Task instructions
Write out the whole listing word for word.

Data for processing
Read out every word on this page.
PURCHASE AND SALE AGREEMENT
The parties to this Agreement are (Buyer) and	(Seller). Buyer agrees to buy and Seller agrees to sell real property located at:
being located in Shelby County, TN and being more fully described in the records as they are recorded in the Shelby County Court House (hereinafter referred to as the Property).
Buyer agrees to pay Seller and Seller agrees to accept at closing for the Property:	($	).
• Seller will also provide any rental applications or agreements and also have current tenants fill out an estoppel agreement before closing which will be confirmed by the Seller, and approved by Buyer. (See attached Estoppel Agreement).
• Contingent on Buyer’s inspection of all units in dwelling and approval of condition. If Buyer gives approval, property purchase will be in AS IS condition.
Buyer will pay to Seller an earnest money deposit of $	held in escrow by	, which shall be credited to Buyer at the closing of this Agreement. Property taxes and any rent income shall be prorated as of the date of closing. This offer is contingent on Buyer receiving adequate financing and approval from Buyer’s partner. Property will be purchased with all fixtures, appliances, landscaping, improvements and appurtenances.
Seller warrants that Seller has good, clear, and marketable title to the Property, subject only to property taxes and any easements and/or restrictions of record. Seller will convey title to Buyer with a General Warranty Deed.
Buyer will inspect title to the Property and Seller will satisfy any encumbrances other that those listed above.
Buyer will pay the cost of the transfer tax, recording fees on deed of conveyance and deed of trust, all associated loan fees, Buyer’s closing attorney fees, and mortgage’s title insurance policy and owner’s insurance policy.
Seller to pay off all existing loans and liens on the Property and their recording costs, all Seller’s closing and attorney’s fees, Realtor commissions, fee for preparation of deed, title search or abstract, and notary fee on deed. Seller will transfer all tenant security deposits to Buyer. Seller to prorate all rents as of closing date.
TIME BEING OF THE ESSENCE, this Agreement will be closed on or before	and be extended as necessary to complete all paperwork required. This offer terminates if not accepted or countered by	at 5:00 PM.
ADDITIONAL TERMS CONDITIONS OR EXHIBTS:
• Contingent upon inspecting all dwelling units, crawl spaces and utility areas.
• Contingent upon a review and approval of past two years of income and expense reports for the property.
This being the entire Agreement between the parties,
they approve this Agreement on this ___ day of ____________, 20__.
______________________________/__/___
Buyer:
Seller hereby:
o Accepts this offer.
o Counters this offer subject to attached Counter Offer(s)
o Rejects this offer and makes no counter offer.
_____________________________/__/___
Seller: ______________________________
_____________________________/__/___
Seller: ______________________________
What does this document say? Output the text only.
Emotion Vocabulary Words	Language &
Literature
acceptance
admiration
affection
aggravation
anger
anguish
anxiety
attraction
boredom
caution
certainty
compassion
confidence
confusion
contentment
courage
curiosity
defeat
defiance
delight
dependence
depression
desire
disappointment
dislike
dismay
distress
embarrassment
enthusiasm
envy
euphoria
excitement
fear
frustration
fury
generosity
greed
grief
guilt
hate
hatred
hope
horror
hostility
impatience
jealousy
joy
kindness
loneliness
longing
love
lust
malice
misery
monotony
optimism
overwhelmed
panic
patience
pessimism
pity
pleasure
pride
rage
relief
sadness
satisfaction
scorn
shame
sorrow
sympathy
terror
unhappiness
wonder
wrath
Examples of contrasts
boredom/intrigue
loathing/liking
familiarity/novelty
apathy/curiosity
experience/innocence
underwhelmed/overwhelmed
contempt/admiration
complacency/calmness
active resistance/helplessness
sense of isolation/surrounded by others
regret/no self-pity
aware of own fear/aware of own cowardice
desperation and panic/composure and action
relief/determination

Written answer
Read out every word on this page.
PURCHASE AND SALE AGREEMENT
The parties to this Agreement are (Buyer) and	(Seller). Buyer agrees to buy and Seller agrees to sell real property located at:
being located in Shelby County, TN and being more fully described in the records as they are recorded in the Shelby County Court House (hereinafter referred to as the Property).
Buyer agrees to pay Seller and Seller agrees to accept at closing for the Property:	($	).
• Seller will also provide any rental applications or agreements and also have current tenants fill out an estoppel agreement before closing which will be confirmed by the Seller, and approved by Buyer. (See attached Estoppel Agreement).
• Contingent on Buyer’s inspection of all units in dwelling and approval of condition. If Buyer gives approval, property purchase will be in AS IS condition.
Buyer will pay to Seller an earnest money deposit of $	held in escrow by	, which shall be credited to Buyer at the closing of this Agreement. Property taxes and any rent income shall be prorated as of the date of closing. This offer is contingent on Buyer receiving adequate financing and approval from Buyer’s partner. Property will be purchased with all fixtures, appliances, landscaping, improvements and appurtenances.
Seller warrants that Seller has good, clear, and marketable title to the Property, subject only to property taxes and any easements and/or restrictions of record. Seller will convey title to Buyer with a General Warranty Deed.
Buyer will inspect title to the Property and Seller will satisfy any encumbrances other that those listed above.
Buyer will pay the cost of the transfer tax, recording fees on deed of conveyance and deed of trust, all associated loan fees, Buyer’s closing attorney fees, and mortgage’s title insurance policy and owner’s insurance policy.
Seller to pay off all existing loans and liens on the Property and their recording costs, all Seller’s closing and attorney’s fees, Realtor commissions, fee for preparation of deed, title search or abstract, and notary fee on deed. Seller will transfer all tenant security deposits to Buyer. Seller to prorate all rents as of closing date.
TIME BEING OF THE ESSENCE, this Agreement will be closed on or before	and be extended as necessary to complete all paperwork required. This offer terminates if not accepted or countered by	at 5:00 PM.
ADDITIONAL TERMS CONDITIONS OR EXHIBTS:
• Contingent upon inspecting all dwelling units, crawl spaces and utility areas.
• Contingent upon a review and approval of past two years of income and expense reports for the property.
This being the entire Agreement between the parties,
they approve this Agreement on this ___ day of ____________, 20__.
______________________________/__/___
Buyer:
Seller hereby:
o Accepts this offer.
o Counters this offer subject to attached Counter Offer(s)
o Rejects this offer and makes no counter offer.
_____________________________/__/___
Seller: ______________________________
_____________________________/__/___
Seller: ______________________________
What does this document say? Output the text only.
Emotion Vocabulary Words	Language &
Literature
acceptance
admiration
affection
aggravation
anger
anguish
anxiety
attraction
boredom
caution
certainty
compassion
confidence
confusion
contentment
courage
curiosity
defeat
defiance
delight
dependence
depression
desire
disappointment
dislike
dismay
distress
embarrassment
enthusiasm
envy
euphoria
excitement
fear
frustration
fury
generosity
greed
grief
guilt
hate
hatred
hope
horror
hostility
impatience
jealousy
joy
kindness
loneliness
longing
love
lust
malice
misery
monotony
optimism
overwhelmed
panic
patience
pessimism
pity
pleasure
pride
rage
relief
sadness
satisfaction
scorn
shame
sorrow
sympathy
terror
unhappiness
wonder
wrath
Examples of contrasts
boredom/intrigue
loathing/liking
familiarity/novelty
apathy/curiosity
experience/innocence
underwhelmed/overwhelmed
contempt/admiration
complacency/calmness
active resistance/helplessness
sense of isolation/surrounded by others
regret/no self-pity
aware of own fear/aware of own cowardice
desperation and panic/composure and action
relief/determination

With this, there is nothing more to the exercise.